* [Dataset content]
========================================================================

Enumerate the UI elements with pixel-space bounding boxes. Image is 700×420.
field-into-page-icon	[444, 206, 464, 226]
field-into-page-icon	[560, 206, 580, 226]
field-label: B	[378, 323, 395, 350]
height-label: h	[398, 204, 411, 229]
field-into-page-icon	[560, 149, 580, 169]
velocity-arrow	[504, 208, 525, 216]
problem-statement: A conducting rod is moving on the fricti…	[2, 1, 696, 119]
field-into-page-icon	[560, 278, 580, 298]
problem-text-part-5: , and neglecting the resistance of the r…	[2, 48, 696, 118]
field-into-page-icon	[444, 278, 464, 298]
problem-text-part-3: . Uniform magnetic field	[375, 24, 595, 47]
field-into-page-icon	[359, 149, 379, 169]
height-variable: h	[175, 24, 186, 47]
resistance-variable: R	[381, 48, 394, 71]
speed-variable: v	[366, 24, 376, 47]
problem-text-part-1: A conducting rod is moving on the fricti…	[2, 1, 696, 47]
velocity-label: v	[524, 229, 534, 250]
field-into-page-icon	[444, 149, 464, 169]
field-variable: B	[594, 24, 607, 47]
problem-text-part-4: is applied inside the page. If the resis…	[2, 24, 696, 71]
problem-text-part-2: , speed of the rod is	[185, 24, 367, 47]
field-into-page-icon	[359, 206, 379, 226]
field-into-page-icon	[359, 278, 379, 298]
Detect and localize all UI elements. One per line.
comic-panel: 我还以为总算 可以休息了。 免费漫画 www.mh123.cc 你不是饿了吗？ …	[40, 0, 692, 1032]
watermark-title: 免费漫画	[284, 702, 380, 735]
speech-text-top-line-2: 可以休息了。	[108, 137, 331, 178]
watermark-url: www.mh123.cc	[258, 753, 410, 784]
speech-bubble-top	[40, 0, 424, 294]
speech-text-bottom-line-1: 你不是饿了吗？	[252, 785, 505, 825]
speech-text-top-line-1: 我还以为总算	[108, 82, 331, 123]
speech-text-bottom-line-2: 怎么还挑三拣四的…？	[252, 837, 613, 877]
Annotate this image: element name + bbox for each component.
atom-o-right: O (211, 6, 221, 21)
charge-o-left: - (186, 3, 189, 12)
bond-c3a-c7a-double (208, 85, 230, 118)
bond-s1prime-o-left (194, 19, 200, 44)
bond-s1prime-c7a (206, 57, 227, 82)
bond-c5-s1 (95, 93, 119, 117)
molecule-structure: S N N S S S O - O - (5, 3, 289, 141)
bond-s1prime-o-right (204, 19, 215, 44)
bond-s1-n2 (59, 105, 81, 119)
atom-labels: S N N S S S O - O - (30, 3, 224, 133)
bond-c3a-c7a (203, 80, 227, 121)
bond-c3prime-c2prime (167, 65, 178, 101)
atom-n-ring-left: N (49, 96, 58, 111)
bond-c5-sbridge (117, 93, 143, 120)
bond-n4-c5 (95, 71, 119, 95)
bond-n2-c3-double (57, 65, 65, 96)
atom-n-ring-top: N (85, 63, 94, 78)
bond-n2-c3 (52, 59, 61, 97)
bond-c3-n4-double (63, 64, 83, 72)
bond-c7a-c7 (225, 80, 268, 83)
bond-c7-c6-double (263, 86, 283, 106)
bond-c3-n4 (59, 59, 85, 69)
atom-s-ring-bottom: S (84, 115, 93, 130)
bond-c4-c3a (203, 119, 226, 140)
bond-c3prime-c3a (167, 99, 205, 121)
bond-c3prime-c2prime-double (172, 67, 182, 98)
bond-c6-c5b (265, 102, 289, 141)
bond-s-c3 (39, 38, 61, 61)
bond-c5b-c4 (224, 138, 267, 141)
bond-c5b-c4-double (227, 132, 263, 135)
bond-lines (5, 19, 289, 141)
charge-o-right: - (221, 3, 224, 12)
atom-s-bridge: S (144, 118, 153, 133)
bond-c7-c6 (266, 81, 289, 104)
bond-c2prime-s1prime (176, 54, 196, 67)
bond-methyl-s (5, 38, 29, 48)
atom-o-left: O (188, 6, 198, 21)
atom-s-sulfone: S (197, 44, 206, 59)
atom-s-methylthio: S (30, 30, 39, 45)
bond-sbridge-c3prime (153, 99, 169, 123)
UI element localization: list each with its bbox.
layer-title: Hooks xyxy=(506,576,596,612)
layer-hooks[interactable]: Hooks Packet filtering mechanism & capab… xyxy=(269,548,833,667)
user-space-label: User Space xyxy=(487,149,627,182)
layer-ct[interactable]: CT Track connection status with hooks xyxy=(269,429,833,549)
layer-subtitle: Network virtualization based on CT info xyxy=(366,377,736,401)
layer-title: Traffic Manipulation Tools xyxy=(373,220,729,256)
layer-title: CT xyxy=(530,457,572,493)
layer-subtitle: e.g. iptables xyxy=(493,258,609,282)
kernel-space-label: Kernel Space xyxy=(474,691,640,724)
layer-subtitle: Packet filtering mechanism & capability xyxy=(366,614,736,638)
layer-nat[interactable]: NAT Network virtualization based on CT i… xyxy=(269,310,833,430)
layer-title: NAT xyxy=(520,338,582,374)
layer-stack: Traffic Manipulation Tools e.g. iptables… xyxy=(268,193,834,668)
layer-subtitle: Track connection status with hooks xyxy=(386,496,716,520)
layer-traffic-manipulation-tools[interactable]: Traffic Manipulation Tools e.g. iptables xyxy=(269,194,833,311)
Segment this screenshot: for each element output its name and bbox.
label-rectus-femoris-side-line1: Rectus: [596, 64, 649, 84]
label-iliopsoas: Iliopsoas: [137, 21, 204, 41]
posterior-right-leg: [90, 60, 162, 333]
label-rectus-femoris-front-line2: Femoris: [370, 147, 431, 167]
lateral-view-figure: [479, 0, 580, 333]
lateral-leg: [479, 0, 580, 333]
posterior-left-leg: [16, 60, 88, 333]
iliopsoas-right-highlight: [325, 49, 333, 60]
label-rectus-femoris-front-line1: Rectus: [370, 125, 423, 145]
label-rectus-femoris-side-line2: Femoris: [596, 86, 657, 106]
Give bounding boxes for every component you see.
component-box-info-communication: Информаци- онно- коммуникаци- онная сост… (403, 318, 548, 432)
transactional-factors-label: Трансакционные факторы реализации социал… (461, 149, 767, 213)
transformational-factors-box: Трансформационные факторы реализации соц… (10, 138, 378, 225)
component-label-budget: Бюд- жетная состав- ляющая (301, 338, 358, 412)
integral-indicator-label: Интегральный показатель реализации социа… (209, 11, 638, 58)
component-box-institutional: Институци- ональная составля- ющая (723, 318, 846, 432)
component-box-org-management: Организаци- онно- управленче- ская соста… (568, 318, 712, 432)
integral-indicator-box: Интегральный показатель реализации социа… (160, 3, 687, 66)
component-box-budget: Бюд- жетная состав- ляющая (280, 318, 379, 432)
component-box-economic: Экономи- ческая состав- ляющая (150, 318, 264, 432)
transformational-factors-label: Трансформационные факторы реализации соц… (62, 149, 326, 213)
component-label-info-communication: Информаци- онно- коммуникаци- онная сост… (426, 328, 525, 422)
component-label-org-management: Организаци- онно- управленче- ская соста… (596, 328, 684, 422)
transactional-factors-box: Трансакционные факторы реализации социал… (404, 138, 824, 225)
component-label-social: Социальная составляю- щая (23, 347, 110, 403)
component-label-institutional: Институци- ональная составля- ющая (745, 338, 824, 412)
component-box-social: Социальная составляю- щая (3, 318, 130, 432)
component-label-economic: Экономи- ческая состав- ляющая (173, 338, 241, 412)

========================================================================

* [What the exercise asks]
Give every line of the material above as a numbered list, leaving out any blank lines.

* [Exercise result]
1. Enumerate the UI elements with pixel-space bounding boxes. Image is 700×420.
2. field-into-page-icon	[444, 206, 464, 226]
3. field-into-page-icon	[560, 206, 580, 226]
4. field-label: B	[378, 323, 395, 350]
5. height-label: h	[398, 204, 411, 229]
6. field-into-page-icon	[560, 149, 580, 169]
7. velocity-arrow	[504, 208, 525, 216]
8. problem-statement: A conducting rod is moving on the fricti…	[2, 1, 696, 119]
9. field-into-page-icon	[560, 278, 580, 298]
10. problem-text-part-5: , and neglecting the resistance of the r…	[2, 48, 696, 118]
11. field-into-page-icon	[444, 278, 464, 298]
12. problem-text-part-3: . Uniform magnetic field	[375, 24, 595, 47]
13. field-into-page-icon	[359, 149, 379, 169]
14. height-variable: h	[175, 24, 186, 47]
15. resistance-variable: R	[381, 48, 394, 71]
16. speed-variable: v	[366, 24, 376, 47]
17. problem-text-part-1: A conducting rod is moving on the fricti…	[2, 1, 696, 47]
18. velocity-label: v	[524, 229, 534, 250]
19. field-into-page-icon	[444, 149, 464, 169]
20. field-variable: B	[594, 24, 607, 47]
21. problem-text-part-4: is applied inside the page. If the resis…	[2, 24, 696, 71]
22. problem-text-part-2: , speed of the rod is	[185, 24, 367, 47]
23. field-into-page-icon	[359, 206, 379, 226]
24. field-into-page-icon	[359, 278, 379, 298]
25. Detect and localize all UI elements. One per line.
26. comic-panel: 我还以为总算 可以休息了。 免费漫画 www.mh123.cc 你不是饿了吗？ …	[40, 0, 692, 1032]
27. watermark-title: 免费漫画	[284, 702, 380, 735]
28. speech-text-top-line-2: 可以休息了。	[108, 137, 331, 178]
29. watermark-url: www.mh123.cc	[258, 753, 410, 784]
30. speech-bubble-top	[40, 0, 424, 294]
31. speech-text-bottom-line-1: 你不是饿了吗？	[252, 785, 505, 825]
32. speech-text-top-line-1: 我还以为总算	[108, 82, 331, 123]
33. speech-text-bottom-line-2: 怎么还挑三拣四的…？	[252, 837, 613, 877]
34. Annotate this image: element name + bbox for each component.
35. atom-o-right: O (211, 6, 221, 21)
36. charge-o-left: - (186, 3, 189, 12)
37. bond-c3a-c7a-double (208, 85, 230, 118)
38. bond-s1prime-o-left (194, 19, 200, 44)
39. bond-s1prime-c7a (206, 57, 227, 82)
40. bond-c5-s1 (95, 93, 119, 117)
41. molecule-structure: S N N S S S O - O - (5, 3, 289, 141)
42. bond-s1prime-o-right (204, 19, 215, 44)
43. bond-s1-n2 (59, 105, 81, 119)
44. atom-labels: S N N S S S O - O - (30, 3, 224, 133)
45. bond-c3a-c7a (203, 80, 227, 121)
46. bond-c3prime-c2prime (167, 65, 178, 101)
47. atom-n-ring-left: N (49, 96, 58, 111)
48. bond-c5-sbridge (117, 93, 143, 120)
49. bond-n4-c5 (95, 71, 119, 95)
50. bond-n2-c3-double (57, 65, 65, 96)
51. atom-n-ring-top: N (85, 63, 94, 78)
52. bond-n2-c3 (52, 59, 61, 97)
53. bond-c3-n4-double (63, 64, 83, 72)
54. bond-c7a-c7 (225, 80, 268, 83)
55. bond-c7-c6-double (263, 86, 283, 106)
56. bond-c3-n4 (59, 59, 85, 69)
57. atom-s-ring-bottom: S (84, 115, 93, 130)
58. bond-c4-c3a (203, 119, 226, 140)
59. bond-c3prime-c3a (167, 99, 205, 121)
60. bond-c3prime-c2prime-double (172, 67, 182, 98)
61. bond-c6-c5b (265, 102, 289, 141)
62. bond-s-c3 (39, 38, 61, 61)
63. bond-c5b-c4 (224, 138, 267, 141)
64. bond-c5b-c4-double (227, 132, 263, 135)
65. bond-lines (5, 19, 289, 141)
66. charge-o-right: - (221, 3, 224, 12)
67. atom-s-bridge: S (144, 118, 153, 133)
68. bond-c7-c6 (266, 81, 289, 104)
69. bond-c2prime-s1prime (176, 54, 196, 67)
70. bond-methyl-s (5, 38, 29, 48)
71. atom-o-left: O (188, 6, 198, 21)
72. atom-s-sulfone: S (197, 44, 206, 59)
73. atom-s-methylthio: S (30, 30, 39, 45)
74. bond-sbridge-c3prime (153, 99, 169, 123)
75. UI element localization: list each with its bbox.
76. layer-title: Hooks xyxy=(506,576,596,612)
77. layer-hooks[interactable]: Hooks Packet filtering mechanism & capab… xyxy=(269,548,833,667)
78. user-space-label: User Space xyxy=(487,149,627,182)
79. layer-ct[interactable]: CT Track connection status with hooks xyxy=(269,429,833,549)
80. layer-subtitle: Network virtualization based on CT info xyxy=(366,377,736,401)
81. layer-title: Traffic Manipulation Tools xyxy=(373,220,729,256)
82. layer-title: CT xyxy=(530,457,572,493)
83. layer-subtitle: e.g. iptables xyxy=(493,258,609,282)
84. kernel-space-label: Kernel Space xyxy=(474,691,640,724)
85. layer-subtitle: Packet filtering mechanism & capability xyxy=(366,614,736,638)
86. layer-nat[interactable]: NAT Network virtualization based on CT i… xyxy=(269,310,833,430)
87. layer-title: NAT xyxy=(520,338,582,374)
88. layer-stack: Traffic Manipulation Tools e.g. iptables… xyxy=(268,193,834,668)
89. layer-subtitle: Track connection status with hooks xyxy=(386,496,716,520)
90. layer-traffic-manipulation-tools[interactable]: Traffic Manipulation Tools e.g. iptables xyxy=(269,194,833,311)
91. Segment this screenshot: for each element output its name and bbox.
92. label-rectus-femoris-side-line1: Rectus: [596, 64, 649, 84]
93. label-iliopsoas: Iliopsoas: [137, 21, 204, 41]
94. posterior-right-leg: [90, 60, 162, 333]
95. label-rectus-femoris-front-line2: Femoris: [370, 147, 431, 167]
96. lateral-view-figure: [479, 0, 580, 333]
97. lateral-leg: [479, 0, 580, 333]
98. posterior-left-leg: [16, 60, 88, 333]
99. iliopsoas-right-highlight: [325, 49, 333, 60]
100. label-rectus-femoris-front-line1: Rectus: [370, 125, 423, 145]
101. label-rectus-femoris-side-line2: Femoris: [596, 86, 657, 106]
102. Give bounding boxes for every component you see.
103. component-box-info-communication: Информаци- онно- коммуникаци- онная сост… (403, 318, 548, 432)
104. transactional-factors-label: Трансакционные факторы реализации социал… (461, 149, 767, 213)
105. transformational-factors-box: Трансформационные факторы реализации соц… (10, 138, 378, 225)
106. component-label-budget: Бюд- жетная состав- ляющая (301, 338, 358, 412)
107. integral-indicator-label: Интегральный показатель реализации социа… (209, 11, 638, 58)
108. component-box-institutional: Институци- ональная составля- ющая (723, 318, 846, 432)
109. component-box-org-management: Организаци- онно- управленче- ская соста… (568, 318, 712, 432)
110. integral-indicator-box: Интегральный показатель реализации социа… (160, 3, 687, 66)
111. component-box-budget: Бюд- жетная состав- ляющая (280, 318, 379, 432)
112. component-box-economic: Экономи- ческая состав- ляющая (150, 318, 264, 432)
113. transformational-factors-label: Трансформационные факторы реализации соц… (62, 149, 326, 213)
114. component-label-info-communication: Информаци- онно- коммуникаци- онная сост… (426, 328, 525, 422)
115. component-label-org-management: Организаци- онно- управленче- ская соста… (596, 328, 684, 422)
116. transactional-factors-box: Трансакционные факторы реализации социал… (404, 138, 824, 225)
117. component-label-social: Социальная составляю- щая (23, 347, 110, 403)
118. component-label-institutional: Институци- ональная составля- ющая (745, 338, 824, 412)
119. component-box-social: Социальная составляю- щая (3, 318, 130, 432)
120. component-label-economic: Экономи- ческая состав- ляющая (173, 338, 241, 412)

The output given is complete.